— Set problem —
Make an exact copy of the listing below.

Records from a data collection
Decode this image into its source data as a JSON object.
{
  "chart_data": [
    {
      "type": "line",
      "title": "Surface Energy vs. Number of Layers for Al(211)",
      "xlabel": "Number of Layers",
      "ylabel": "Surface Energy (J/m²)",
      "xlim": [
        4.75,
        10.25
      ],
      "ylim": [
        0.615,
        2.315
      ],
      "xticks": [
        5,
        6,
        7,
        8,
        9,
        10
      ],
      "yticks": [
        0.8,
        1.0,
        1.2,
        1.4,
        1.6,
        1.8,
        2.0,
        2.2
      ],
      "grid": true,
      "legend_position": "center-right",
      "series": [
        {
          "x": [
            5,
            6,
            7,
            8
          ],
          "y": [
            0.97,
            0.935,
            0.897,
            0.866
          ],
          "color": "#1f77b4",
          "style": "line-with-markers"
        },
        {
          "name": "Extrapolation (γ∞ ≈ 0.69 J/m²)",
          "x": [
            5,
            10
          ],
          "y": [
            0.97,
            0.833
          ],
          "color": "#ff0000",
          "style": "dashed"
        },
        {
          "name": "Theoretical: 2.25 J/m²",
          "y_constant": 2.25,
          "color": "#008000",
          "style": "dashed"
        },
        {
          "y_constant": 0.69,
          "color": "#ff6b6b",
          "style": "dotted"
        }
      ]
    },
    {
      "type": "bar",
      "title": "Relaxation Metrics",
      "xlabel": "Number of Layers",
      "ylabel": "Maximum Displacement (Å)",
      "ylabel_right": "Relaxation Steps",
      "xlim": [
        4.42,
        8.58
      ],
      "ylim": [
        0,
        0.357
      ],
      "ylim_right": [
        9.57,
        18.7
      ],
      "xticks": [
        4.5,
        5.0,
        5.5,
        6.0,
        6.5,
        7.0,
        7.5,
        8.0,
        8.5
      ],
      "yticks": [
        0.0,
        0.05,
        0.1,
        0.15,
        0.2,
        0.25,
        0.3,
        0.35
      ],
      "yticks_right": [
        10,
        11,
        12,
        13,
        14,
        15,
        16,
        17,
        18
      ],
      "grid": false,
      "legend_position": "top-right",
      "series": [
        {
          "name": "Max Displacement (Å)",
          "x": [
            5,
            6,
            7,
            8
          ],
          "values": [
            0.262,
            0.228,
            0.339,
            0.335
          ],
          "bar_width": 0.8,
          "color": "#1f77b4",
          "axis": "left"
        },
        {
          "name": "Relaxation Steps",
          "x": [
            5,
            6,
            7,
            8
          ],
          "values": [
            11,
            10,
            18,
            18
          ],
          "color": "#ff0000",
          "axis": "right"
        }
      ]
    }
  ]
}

— Response to this task —
Decode this image into its source data as a JSON object.
{
  "chart_data": [
    {
      "type": "line",
      "title": "Surface Energy vs. Number of Layers for Al(211)",
      "xlabel": "Number of Layers",
      "ylabel": "Surface Energy (J/m²)",
      "xlim": [
        4.75,
        10.25
      ],
      "ylim": [
        0.615,
        2.315
      ],
      "xticks": [
        5,
        6,
        7,
        8,
        9,
        10
      ],
      "yticks": [
        0.8,
        1.0,
        1.2,
        1.4,
        1.6,
        1.8,
        2.0,
        2.2
      ],
      "grid": true,
      "legend_position": "center-right",
      "series": [
        {
          "x": [
            5,
            6,
            7,
            8
          ],
          "y": [
            0.97,
            0.935,
            0.897,
            0.866
          ],
          "color": "#1f77b4",
          "style": "line-with-markers"
        },
        {
          "name": "Extrapolation (γ∞ ≈ 0.69 J/m²)",
          "x": [
            5,
            10
          ],
          "y": [
            0.97,
            0.833
          ],
          "color": "#ff0000",
          "style": "dashed"
        },
        {
          "name": "Theoretical: 2.25 J/m²",
          "y_constant": 2.25,
          "color": "#008000",
          "style": "dashed"
        },
        {
          "y_constant": 0.69,
          "color": "#ff6b6b",
          "style": "dotted"
        }
      ]
    },
    {
      "type": "bar",
      "title": "Relaxation Metrics",
      "xlabel": "Number of Layers",
      "ylabel": "Maximum Displacement (Å)",
      "ylabel_right": "Relaxation Steps",
      "xlim": [
        4.42,
        8.58
      ],
      "ylim": [
        0,
        0.357
      ],
      "ylim_right": [
        9.57,
        18.7
      ],
      "xticks": [
        4.5,
        5.0,
        5.5,
        6.0,
        6.5,
        7.0,
        7.5,
        8.0,
        8.5
      ],
      "yticks": [
        0.0,
        0.05,
        0.1,
        0.15,
        0.2,
        0.25,
        0.3,
        0.35
      ],
      "yticks_right": [
        10,
        11,
        12,
        13,
        14,
        15,
        16,
        17,
        18
      ],
      "grid": false,
      "legend_position": "top-right",
      "series": [
        {
          "name": "Max Displacement (Å)",
          "x": [
            5,
            6,
            7,
            8
          ],
          "values": [
            0.262,
            0.228,
            0.339,
            0.335
          ],
          "bar_width": 0.8,
          "color": "#1f77b4",
          "axis": "left"
        },
        {
          "name": "Relaxation Steps",
          "x": [
            5,
            6,
            7,
            8
          ],
          "values": [
            11,
            10,
            18,
            18
          ],
          "color": "#ff0000",
          "axis": "right"
        }
      ]
    }
  ]
}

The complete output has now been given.